# [What the task requires]
Check every line below for the string "only", and copy the lines that contain it.

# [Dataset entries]
──────────

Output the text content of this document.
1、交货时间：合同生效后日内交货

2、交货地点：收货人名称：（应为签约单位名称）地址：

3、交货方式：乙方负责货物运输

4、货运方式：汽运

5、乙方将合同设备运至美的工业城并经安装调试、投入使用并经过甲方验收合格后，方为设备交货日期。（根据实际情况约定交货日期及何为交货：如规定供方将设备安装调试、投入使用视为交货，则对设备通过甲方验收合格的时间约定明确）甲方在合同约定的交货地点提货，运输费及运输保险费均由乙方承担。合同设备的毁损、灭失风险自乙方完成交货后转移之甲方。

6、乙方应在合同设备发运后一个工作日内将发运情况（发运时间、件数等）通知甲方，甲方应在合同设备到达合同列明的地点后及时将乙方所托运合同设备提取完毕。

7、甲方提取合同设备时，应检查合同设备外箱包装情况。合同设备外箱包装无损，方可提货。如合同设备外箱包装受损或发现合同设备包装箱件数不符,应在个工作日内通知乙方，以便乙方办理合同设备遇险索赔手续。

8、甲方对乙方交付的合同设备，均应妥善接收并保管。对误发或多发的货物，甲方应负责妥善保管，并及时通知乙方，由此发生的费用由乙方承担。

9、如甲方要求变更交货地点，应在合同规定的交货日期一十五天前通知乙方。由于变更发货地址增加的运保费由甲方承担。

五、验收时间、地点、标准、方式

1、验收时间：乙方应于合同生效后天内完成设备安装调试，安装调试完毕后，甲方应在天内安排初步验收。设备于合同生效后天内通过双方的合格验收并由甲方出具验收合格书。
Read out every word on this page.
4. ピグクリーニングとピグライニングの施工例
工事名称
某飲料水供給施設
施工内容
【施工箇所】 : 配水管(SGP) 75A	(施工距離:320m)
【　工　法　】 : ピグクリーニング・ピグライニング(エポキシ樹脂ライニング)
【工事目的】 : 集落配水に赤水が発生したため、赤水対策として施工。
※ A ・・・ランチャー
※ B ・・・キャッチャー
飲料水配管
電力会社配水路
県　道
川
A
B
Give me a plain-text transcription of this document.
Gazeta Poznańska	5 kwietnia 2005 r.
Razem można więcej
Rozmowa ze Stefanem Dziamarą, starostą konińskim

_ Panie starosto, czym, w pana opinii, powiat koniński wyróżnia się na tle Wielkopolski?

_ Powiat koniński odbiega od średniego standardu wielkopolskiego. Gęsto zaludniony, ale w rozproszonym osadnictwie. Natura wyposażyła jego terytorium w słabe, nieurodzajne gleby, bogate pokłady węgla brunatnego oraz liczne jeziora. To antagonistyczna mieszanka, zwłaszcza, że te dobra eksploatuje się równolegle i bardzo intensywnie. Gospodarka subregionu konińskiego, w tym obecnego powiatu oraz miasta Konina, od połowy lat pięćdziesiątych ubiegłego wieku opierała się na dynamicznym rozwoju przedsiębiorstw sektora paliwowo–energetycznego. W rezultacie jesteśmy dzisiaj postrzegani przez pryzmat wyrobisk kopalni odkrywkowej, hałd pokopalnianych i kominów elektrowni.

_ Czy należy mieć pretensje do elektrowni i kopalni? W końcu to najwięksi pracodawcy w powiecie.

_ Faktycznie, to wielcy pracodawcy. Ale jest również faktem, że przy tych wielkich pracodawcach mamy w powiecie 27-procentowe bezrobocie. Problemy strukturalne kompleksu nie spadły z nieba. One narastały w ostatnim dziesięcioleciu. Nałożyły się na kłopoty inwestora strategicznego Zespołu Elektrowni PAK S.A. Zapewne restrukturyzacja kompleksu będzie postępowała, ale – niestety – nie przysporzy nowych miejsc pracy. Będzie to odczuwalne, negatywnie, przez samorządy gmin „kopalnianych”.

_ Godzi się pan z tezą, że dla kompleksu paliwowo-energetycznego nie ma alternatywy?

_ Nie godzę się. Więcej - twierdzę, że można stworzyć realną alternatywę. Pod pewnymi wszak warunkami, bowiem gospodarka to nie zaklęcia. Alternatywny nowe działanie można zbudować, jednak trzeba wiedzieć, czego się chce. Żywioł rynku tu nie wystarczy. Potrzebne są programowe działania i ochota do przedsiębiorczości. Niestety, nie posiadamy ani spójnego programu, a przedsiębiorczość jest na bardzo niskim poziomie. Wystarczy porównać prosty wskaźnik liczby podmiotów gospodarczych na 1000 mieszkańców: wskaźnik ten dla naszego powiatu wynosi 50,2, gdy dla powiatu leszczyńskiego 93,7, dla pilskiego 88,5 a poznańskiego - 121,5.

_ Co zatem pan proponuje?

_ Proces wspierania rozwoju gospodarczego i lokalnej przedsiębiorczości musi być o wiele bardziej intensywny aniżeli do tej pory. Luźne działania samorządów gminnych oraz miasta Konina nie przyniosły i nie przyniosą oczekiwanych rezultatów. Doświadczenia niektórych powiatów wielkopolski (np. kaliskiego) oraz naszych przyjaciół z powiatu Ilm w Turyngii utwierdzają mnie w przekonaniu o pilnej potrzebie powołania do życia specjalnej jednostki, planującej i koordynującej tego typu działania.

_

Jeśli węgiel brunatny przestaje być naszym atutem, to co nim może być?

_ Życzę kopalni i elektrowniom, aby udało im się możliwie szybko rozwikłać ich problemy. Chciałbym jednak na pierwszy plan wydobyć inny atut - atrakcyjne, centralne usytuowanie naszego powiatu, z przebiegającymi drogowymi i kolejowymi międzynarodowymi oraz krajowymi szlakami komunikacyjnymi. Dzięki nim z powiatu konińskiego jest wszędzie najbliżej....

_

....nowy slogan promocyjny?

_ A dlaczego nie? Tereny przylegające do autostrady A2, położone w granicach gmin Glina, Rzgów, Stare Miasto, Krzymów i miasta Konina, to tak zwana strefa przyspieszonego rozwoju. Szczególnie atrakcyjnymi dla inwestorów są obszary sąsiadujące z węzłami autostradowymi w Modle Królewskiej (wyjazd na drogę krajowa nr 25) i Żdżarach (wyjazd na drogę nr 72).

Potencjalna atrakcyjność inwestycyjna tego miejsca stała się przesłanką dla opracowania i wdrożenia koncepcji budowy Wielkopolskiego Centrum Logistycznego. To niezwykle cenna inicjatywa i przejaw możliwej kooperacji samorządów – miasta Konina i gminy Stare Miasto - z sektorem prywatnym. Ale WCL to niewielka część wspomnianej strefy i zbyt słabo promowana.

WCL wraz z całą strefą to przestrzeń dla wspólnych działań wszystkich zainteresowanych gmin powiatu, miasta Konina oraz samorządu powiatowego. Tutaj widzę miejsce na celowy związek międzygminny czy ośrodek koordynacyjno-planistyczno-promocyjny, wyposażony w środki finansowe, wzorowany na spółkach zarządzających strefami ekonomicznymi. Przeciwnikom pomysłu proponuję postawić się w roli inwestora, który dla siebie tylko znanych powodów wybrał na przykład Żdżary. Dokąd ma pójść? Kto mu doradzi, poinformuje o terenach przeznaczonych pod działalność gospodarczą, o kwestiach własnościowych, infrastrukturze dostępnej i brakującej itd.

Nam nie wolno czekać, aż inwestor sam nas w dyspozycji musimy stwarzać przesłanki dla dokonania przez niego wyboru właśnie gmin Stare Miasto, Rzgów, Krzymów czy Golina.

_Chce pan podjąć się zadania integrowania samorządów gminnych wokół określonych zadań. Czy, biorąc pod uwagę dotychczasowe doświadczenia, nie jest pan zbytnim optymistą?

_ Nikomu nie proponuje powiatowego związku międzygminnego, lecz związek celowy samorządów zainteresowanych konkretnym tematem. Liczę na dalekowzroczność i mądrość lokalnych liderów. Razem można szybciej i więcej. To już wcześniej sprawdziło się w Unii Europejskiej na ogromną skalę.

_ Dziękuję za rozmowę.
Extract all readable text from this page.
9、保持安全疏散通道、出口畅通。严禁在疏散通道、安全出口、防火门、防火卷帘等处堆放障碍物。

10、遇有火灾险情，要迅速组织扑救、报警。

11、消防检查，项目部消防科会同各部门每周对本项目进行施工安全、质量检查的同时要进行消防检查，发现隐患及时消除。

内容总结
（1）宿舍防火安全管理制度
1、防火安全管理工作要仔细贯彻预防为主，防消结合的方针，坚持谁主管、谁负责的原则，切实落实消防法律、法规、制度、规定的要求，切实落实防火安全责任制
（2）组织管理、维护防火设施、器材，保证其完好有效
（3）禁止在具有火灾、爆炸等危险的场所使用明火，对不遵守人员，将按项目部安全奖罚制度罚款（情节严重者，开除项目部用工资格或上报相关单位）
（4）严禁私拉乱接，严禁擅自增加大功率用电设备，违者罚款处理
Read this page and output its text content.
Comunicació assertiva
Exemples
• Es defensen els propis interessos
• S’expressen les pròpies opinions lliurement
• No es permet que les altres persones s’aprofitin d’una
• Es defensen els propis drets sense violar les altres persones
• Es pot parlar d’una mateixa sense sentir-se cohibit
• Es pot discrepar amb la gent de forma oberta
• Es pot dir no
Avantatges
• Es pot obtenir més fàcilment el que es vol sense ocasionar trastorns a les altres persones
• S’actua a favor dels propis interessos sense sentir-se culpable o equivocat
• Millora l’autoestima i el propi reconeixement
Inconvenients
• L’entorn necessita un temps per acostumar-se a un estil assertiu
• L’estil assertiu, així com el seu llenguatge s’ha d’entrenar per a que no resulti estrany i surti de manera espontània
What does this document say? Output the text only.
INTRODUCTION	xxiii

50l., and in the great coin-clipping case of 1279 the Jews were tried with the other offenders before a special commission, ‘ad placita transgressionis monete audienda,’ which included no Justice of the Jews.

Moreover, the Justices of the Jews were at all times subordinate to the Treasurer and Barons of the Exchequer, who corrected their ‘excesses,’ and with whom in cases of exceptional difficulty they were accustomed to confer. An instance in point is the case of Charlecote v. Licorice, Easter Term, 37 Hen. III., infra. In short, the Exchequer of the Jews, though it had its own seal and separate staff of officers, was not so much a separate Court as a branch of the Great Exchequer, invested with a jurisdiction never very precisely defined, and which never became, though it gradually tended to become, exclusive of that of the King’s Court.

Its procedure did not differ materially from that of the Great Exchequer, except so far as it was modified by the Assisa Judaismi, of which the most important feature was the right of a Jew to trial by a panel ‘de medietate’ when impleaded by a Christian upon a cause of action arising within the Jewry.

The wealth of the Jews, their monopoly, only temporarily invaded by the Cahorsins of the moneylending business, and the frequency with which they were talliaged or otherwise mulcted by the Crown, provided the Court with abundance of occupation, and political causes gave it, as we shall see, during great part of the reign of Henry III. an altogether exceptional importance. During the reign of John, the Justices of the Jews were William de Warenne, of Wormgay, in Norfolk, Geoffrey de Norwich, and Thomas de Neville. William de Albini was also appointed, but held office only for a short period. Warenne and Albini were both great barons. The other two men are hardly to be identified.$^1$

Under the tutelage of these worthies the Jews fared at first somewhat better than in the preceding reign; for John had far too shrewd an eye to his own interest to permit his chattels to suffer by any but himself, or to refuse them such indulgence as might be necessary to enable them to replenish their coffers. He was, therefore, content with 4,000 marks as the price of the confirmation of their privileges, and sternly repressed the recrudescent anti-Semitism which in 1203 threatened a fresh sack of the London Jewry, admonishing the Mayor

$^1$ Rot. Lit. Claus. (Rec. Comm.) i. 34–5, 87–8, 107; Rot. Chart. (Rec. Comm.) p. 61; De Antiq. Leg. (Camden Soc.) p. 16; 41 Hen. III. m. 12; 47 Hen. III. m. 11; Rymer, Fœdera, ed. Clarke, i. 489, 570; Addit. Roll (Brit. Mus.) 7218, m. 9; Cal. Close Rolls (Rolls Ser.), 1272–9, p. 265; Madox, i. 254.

──────────

# [Task output]
What does this document say? Output the text only.
The wealth of the Jews, their monopoly, only temporarily invaded by the Cahorsins of the moneylending business, and the frequency with which they were talliaged or otherwise mulcted by the Crown, provided the Court with abundance of occupation, and political causes gave it, as we shall see, during great part of the reign of Henry III. an altogether exceptional importance. During the reign of John, the Justices of the Jews were William de Warenne, of Wormgay, in Norfolk, Geoffrey de Norwich, and Thomas de Neville. William de Albini was also appointed, but held office only for a short period. Warenne and Albini were both great barons. The other two men are hardly to be identified.$^1$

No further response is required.